→ Page excerpt
-------------------------

Supervisor:
Daniel- Ioan Stroe

Co-Supervisor:
Xin Sui

Assessment Committee:
Vincenzo Liso(Chair)
Professor Erik Dahlquist, Malardalen University, Sweden
Professor Daniel Gladwin, University of Sheffield, United Kingdom

Moderator:
Erik Schaltz

Abstract:

ASSESSMENT OF LITHIUM-ION BATTERY DEGRADATION UNDER PULSED CURRENT OPERATION

Lithium-ion batteries, characterized by their low-carbon footprint, green energy potential, and innovative technology, serve as a pivotal solution for achieving a green and low-carbon energy transition.  However, their lifespan is limited. Pulse current charging (PCC) emerges as an effective method to extend battery lifetime, yet the internal electrochemical mechanisms underlying its effectiveness remain unclear. This Ph.D. project provides a comprehensive analysis of lithium-ion battery degradation under PCC conditions, encompassing both cylindrical batteries and electrochemical perspectives. A novel feature extraction method tailored for PCC conditions was proposed, and the prediction results validated the effectiveness and general applicability of the extracted features.

-------------------------

→ Input data

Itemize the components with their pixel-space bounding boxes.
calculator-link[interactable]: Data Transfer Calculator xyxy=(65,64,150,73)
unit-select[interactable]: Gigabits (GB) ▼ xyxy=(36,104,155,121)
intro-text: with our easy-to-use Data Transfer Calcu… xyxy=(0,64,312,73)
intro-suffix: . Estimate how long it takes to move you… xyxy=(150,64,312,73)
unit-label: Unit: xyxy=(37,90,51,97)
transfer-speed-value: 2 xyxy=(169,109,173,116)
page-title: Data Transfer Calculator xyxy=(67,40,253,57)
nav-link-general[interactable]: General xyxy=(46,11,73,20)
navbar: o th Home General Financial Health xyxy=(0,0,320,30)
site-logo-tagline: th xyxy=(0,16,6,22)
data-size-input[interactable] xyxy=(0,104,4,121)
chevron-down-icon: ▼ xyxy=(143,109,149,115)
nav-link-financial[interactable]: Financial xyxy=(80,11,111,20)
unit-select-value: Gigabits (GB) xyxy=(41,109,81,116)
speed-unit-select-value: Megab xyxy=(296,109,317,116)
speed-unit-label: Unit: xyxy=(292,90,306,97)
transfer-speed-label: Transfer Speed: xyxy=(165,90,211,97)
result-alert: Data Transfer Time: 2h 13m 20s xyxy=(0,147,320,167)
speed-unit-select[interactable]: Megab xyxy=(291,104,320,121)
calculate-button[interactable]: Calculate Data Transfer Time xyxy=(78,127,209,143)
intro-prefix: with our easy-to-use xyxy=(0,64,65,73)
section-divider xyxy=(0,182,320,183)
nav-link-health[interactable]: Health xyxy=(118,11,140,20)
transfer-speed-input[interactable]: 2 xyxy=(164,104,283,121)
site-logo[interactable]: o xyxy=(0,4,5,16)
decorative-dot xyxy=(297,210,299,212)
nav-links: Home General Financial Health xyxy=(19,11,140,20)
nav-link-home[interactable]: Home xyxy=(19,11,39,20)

-------------------------

→ The task
Duplicate the whole page on lithium-ion battery degradation under pulsed current operation. These records have no connection to the text.

→ Answer space
Supervisor:
Daniel- Ioan Stroe

Co-Supervisor:
Xin Sui

Assessment Committee:
Vincenzo Liso(Chair)
Professor Erik Dahlquist, Malardalen University, Sweden
Professor Daniel Gladwin, University of Sheffield, United Kingdom

Moderator:
Erik Schaltz

Abstract:

ASSESSMENT OF LITHIUM-ION BATTERY DEGRADATION UNDER PULSED CURRENT OPERATION

Lithium-ion batteries, characterized by their low-carbon footprint, green energy potential, and innovative technology, serve as a pivotal solution for achieving a green and low-carbon energy transition.  However, their lifespan is limited. Pulse current charging (PCC) emerges as an effective method to extend battery lifetime, yet the internal electrochemical mechanisms underlying its effectiveness remain unclear. This Ph.D. project provides a comprehensive analysis of lithium-ion battery degradation under PCC conditions, encompassing both cylindrical batteries and electrochemical perspectives. A novel feature extraction method tailored for PCC conditions was proposed, and the prediction results validated the effectiveness and general applicability of the extracted features.